Do this: Can you transcribe every record below exactly as it appears?

==== Input

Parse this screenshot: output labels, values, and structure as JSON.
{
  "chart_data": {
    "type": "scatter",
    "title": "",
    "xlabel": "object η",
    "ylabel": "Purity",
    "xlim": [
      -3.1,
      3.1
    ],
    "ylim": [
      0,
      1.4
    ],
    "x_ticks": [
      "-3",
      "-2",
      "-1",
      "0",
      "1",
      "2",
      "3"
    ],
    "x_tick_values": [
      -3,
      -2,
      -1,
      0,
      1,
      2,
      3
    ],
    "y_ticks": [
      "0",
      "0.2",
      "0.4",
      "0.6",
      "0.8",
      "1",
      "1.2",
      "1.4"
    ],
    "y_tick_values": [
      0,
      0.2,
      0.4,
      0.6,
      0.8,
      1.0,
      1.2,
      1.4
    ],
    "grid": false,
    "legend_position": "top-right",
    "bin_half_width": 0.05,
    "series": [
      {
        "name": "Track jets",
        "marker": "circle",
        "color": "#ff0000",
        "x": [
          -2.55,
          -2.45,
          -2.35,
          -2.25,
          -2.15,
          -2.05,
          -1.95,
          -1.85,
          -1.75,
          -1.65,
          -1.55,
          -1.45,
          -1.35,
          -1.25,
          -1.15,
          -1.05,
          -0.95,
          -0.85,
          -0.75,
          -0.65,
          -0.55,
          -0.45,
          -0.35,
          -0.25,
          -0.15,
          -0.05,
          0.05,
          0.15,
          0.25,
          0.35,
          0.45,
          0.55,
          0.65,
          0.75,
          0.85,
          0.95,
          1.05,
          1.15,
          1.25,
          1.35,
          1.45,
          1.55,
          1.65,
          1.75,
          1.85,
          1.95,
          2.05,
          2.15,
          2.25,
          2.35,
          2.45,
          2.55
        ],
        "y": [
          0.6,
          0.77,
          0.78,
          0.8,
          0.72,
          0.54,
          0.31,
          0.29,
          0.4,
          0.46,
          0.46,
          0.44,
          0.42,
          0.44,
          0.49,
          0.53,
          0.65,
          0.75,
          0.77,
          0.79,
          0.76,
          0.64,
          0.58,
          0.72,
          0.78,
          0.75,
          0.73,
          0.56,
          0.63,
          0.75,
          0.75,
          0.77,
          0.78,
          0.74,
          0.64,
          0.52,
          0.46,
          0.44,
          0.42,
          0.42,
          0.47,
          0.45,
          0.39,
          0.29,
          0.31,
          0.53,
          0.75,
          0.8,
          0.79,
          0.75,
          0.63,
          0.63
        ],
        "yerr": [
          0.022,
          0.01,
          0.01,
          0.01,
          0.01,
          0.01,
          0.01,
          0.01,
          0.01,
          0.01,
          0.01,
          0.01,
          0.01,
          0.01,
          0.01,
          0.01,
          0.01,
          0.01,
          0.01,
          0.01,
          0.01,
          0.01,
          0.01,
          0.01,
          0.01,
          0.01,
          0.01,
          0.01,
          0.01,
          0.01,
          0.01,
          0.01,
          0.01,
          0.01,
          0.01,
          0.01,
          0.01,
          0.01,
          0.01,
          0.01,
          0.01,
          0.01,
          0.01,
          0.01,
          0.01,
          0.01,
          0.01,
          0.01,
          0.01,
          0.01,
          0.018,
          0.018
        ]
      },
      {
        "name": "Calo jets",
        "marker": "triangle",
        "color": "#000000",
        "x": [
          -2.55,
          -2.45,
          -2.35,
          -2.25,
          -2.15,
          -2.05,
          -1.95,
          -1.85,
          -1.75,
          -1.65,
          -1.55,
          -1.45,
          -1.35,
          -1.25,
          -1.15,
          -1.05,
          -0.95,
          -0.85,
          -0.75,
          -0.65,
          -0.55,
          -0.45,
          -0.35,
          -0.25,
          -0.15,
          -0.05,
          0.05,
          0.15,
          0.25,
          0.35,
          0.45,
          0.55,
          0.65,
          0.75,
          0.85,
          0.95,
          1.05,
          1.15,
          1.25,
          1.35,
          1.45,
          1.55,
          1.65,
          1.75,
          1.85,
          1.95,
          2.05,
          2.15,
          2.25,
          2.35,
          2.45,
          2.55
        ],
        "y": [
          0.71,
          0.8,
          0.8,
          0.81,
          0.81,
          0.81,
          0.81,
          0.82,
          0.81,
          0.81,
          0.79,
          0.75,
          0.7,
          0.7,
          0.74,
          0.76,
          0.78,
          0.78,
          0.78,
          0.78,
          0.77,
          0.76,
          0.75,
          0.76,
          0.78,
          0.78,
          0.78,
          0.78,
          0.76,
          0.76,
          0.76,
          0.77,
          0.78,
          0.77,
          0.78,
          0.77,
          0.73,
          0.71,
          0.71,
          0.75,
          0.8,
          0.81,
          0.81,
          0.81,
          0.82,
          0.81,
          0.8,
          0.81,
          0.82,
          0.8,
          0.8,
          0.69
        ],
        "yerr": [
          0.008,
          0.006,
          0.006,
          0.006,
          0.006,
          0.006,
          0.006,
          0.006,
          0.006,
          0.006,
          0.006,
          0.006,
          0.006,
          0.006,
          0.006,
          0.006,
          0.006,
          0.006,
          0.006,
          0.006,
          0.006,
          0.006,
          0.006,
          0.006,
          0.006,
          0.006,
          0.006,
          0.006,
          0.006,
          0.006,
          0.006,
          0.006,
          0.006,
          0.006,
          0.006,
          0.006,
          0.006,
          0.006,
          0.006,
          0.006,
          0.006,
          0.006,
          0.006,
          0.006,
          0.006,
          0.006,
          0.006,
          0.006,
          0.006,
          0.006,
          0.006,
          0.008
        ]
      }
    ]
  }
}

========

Finished task:
Parse this screenshot: output labels, values, and structure as JSON.
{
  "chart_data": {
    "type": "scatter",
    "title": "",
    "xlabel": "object η",
    "ylabel": "Purity",
    "xlim": [
      -3.1,
      3.1
    ],
    "ylim": [
      0,
      1.4
    ],
    "x_ticks": [
      "-3",
      "-2",
      "-1",
      "0",
      "1",
      "2",
      "3"
    ],
    "x_tick_values": [
      -3,
      -2,
      -1,
      0,
      1,
      2,
      3
    ],
    "y_ticks": [
      "0",
      "0.2",
      "0.4",
      "0.6",
      "0.8",
      "1",
      "1.2",
      "1.4"
    ],
    "y_tick_values": [
      0,
      0.2,
      0.4,
      0.6,
      0.8,
      1.0,
      1.2,
      1.4
    ],
    "grid": false,
    "legend_position": "top-right",
    "bin_half_width": 0.05,
    "series": [
      {
        "name": "Track jets",
        "marker": "circle",
        "color": "#ff0000",
        "x": [
          -2.55,
          -2.45,
          -2.35,
          -2.25,
          -2.15,
          -2.05,
          -1.95,
          -1.85,
          -1.75,
          -1.65,
          -1.55,
          -1.45,
          -1.35,
          -1.25,
          -1.15,
          -1.05,
          -0.95,
          -0.85,
          -0.75,
          -0.65,
          -0.55,
          -0.45,
          -0.35,
          -0.25,
          -0.15,
          -0.05,
          0.05,
          0.15,
          0.25,
          0.35,
          0.45,
          0.55,
          0.65,
          0.75,
          0.85,
          0.95,
          1.05,
          1.15,
          1.25,
          1.35,
          1.45,
          1.55,
          1.65,
          1.75,
          1.85,
          1.95,
          2.05,
          2.15,
          2.25,
          2.35,
          2.45,
          2.55
        ],
        "y": [
          0.6,
          0.77,
          0.78,
          0.8,
          0.72,
          0.54,
          0.31,
          0.29,
          0.4,
          0.46,
          0.46,
          0.44,
          0.42,
          0.44,
          0.49,
          0.53,
          0.65,
          0.75,
          0.77,
          0.79,
          0.76,
          0.64,
          0.58,
          0.72,
          0.78,
          0.75,
          0.73,
          0.56,
          0.63,
          0.75,
          0.75,
          0.77,
          0.78,
          0.74,
          0.64,
          0.52,
          0.46,
          0.44,
          0.42,
          0.42,
          0.47,
          0.45,
          0.39,
          0.29,
          0.31,
          0.53,
          0.75,
          0.8,
          0.79,
          0.75,
          0.63,
          0.63
        ],
        "yerr": [
          0.022,
          0.01,
          0.01,
          0.01,
          0.01,
          0.01,
          0.01,
          0.01,
          0.01,
          0.01,
          0.01,
          0.01,
          0.01,
          0.01,
          0.01,
          0.01,
          0.01,
          0.01,
          0.01,
          0.01,
          0.01,
          0.01,
          0.01,
          0.01,
          0.01,
          0.01,
          0.01,
          0.01,
          0.01,
          0.01,
          0.01,
          0.01,
          0.01,
          0.01,
          0.01,
          0.01,
          0.01,
          0.01,
          0.01,
          0.01,
          0.01,
          0.01,
          0.01,
          0.01,
          0.01,
          0.01,
          0.01,
          0.01,
          0.01,
          0.01,
          0.018,
          0.018
        ]
      },
      {
        "name": "Calo jets",
        "marker": "triangle",
        "color": "#000000",
        "x": [
          -2.55,
          -2.45,
          -2.35,
          -2.25,
          -2.15,
          -2.05,
          -1.95,
          -1.85,
          -1.75,
          -1.65,
          -1.55,
          -1.45,
          -1.35,
          -1.25,
          -1.15,
          -1.05,
          -0.95,
          -0.85,
          -0.75,
          -0.65,
          -0.55,
          -0.45,
          -0.35,
          -0.25,
          -0.15,
          -0.05,
          0.05,
          0.15,
          0.25,
          0.35,
          0.45,
          0.55,
          0.65,
          0.75,
          0.85,
          0.95,
          1.05,
          1.15,
          1.25,
          1.35,
          1.45,
          1.55,
          1.65,
          1.75,
          1.85,
          1.95,
          2.05,
          2.15,
          2.25,
          2.35,
          2.45,
          2.55
        ],
        "y": [
          0.71,
          0.8,
          0.8,
          0.81,
          0.81,
          0.81,
          0.81,
          0.82,
          0.81,
          0.81,
          0.79,
          0.75,
          0.7,
          0.7,
          0.74,
          0.76,
          0.78,
          0.78,
          0.78,
          0.78,
          0.77,
          0.76,
          0.75,
          0.76,
          0.78,
          0.78,
          0.78,
          0.78,
          0.76,
          0.76,
          0.76,
          0.77,
          0.78,
          0.77,
          0.78,
          0.77,
          0.73,
          0.71,
          0.71,
          0.75,
          0.8,
          0.81,
          0.81,
          0.81,
          0.82,
          0.81,
          0.8,
          0.81,
          0.82,
          0.8,
          0.8,
          0.69
        ],
        "yerr": [
          0.008,
          0.006,
          0.006,
          0.006,
          0.006,
          0.006,
          0.006,
          0.006,
          0.006,
          0.006,
          0.006,
          0.006,
          0.006,
          0.006,
          0.006,
          0.006,
          0.006,
          0.006,
          0.006,
          0.006,
          0.006,
          0.006,
          0.006,
          0.006,
          0.006,
          0.006,
          0.006,
          0.006,
          0.006,
          0.006,
          0.006,
          0.006,
          0.006,
          0.006,
          0.006,
          0.006,
          0.006,
          0.006,
          0.006,
          0.006,
          0.006,
          0.006,
          0.006,
          0.006,
          0.006,
          0.006,
          0.006,
          0.006,
          0.006,
          0.006,
          0.006,
          0.008
        ]
      }
    ]
  }
}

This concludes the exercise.